# [Challenge]
Please give the data below again in full, exactly as it stands.
━━━━━━━━━━
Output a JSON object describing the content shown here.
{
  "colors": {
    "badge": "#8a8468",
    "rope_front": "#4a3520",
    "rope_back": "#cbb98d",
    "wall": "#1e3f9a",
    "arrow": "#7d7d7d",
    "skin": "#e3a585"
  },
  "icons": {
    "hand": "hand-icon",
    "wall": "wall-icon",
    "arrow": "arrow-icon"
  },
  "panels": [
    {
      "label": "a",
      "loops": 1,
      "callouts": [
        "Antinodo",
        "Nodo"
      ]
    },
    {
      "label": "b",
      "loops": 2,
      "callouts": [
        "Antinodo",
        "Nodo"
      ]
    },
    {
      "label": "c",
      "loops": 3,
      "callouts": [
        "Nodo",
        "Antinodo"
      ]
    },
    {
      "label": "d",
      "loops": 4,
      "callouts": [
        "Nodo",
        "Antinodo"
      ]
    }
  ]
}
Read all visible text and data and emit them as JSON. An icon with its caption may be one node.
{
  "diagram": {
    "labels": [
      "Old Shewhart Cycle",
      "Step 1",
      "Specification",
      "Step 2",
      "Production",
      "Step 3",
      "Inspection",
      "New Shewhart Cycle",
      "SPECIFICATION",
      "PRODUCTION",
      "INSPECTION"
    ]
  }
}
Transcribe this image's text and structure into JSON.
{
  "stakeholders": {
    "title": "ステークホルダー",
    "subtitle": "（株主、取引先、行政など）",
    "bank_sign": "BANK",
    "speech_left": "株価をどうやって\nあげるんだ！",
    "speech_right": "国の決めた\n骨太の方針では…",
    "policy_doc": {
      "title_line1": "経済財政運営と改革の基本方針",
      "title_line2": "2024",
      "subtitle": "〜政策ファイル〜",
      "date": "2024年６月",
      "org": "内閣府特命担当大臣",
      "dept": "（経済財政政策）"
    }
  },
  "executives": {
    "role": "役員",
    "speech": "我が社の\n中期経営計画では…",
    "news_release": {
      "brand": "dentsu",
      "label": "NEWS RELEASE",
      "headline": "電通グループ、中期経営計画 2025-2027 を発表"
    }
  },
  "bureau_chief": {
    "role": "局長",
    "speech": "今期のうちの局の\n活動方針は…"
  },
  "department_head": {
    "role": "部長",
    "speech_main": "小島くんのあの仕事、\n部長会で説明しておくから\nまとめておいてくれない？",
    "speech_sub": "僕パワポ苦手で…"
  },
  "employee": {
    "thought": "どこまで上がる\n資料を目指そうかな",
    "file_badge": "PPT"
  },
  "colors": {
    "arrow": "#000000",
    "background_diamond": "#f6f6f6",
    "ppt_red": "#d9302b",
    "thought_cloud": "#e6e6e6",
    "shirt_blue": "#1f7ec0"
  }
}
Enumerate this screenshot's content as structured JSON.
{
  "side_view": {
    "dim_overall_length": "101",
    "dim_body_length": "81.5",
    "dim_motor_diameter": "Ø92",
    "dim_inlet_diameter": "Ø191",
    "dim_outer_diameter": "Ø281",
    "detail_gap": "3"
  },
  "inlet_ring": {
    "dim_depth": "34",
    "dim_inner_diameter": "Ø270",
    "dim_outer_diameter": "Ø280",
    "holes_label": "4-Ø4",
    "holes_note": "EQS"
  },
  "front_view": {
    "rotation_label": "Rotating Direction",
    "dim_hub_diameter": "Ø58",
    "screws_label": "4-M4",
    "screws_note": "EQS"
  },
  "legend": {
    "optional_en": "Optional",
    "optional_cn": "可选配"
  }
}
━━━━━━━━━━
# [Reply to the task]
Output a JSON object describing the content shown here.
{
  "colors": {
    "badge": "#8a8468",
    "rope_front": "#4a3520",
    "rope_back": "#cbb98d",
    "wall": "#1e3f9a",
    "arrow": "#7d7d7d",
    "skin": "#e3a585"
  },
  "icons": {
    "hand": "hand-icon",
    "wall": "wall-icon",
    "arrow": "arrow-icon"
  },
  "panels": [
    {
      "label": "a",
      "loops": 1,
      "callouts": [
        "Antinodo",
        "Nodo"
      ]
    },
    {
      "label": "b",
      "loops": 2,
      "callouts": [
        "Antinodo",
        "Nodo"
      ]
    },
    {
      "label": "c",
      "loops": 3,
      "callouts": [
        "Nodo",
        "Antinodo"
      ]
    },
    {
      "label": "d",
      "loops": 4,
      "callouts": [
        "Nodo",
        "Antinodo"
      ]
    }
  ]
}
Read all visible text and data and emit them as JSON. An icon with its caption may be one node.
{
  "diagram": {
    "labels": [
      "Old Shewhart Cycle",
      "Step 1",
      "Specification",
      "Step 2",
      "Production",
      "Step 3",
      "Inspection",
      "New Shewhart Cycle",
      "SPECIFICATION",
      "PRODUCTION",
      "INSPECTION"
    ]
  }
}
Transcribe this image's text and structure into JSON.
{
  "stakeholders": {
    "title": "ステークホルダー",
    "subtitle": "（株主、取引先、行政など）",
    "bank_sign": "BANK",
    "speech_left": "株価をどうやって\nあげるんだ！",
    "speech_right": "国の決めた\n骨太の方針では…",
    "policy_doc": {
      "title_line1": "経済財政運営と改革の基本方針",
      "title_line2": "2024",
      "subtitle": "〜政策ファイル〜",
      "date": "2024年６月",
      "org": "内閣府特命担当大臣",
      "dept": "（経済財政政策）"
    }
  },
  "executives": {
    "role": "役員",
    "speech": "我が社の\n中期経営計画では…",
    "news_release": {
      "brand": "dentsu",
      "label": "NEWS RELEASE",
      "headline": "電通グループ、中期経営計画 2025-2027 を発表"
    }
  },
  "bureau_chief": {
    "role": "局長",
    "speech": "今期のうちの局の\n活動方針は…"
  },
  "department_head": {
    "role": "部長",
    "speech_main": "小島くんのあの仕事、\n部長会で説明しておくから\nまとめておいてくれない？",
    "speech_sub": "僕パワポ苦手で…"
  },
  "employee": {
    "thought": "どこまで上がる\n資料を目指そうかな",
    "file_badge": "PPT"
  },
  "colors": {
    "arrow": "#000000",
    "background_diamond": "#f6f6f6",
    "ppt_red": "#d9302b",
    "thought_cloud": "#e6e6e6",
    "shirt_blue": "#1f7ec0"
  }
}
Enumerate this screenshot's content as structured JSON.
{
  "side_view": {
    "dim_overall_length": "101",
    "dim_body_length": "81.5",
    "dim_motor_diameter": "Ø92",
    "dim_inlet_diameter": "Ø191",
    "dim_outer_diameter": "Ø281",
    "detail_gap": "3"
  },
  "inlet_ring": {
    "dim_depth": "34",
    "dim_inner_diameter": "Ø270",
    "dim_outer_diameter": "Ø280",
    "holes_label": "4-Ø4",
    "holes_note": "EQS"
  },
  "front_view": {
    "rotation_label": "Rotating Direction",
    "dim_hub_diameter": "Ø58",
    "screws_label": "4-M4",
    "screws_note": "EQS"
  },
  "legend": {
    "optional_en": "Optional",
    "optional_cn": "可选配"
  }
}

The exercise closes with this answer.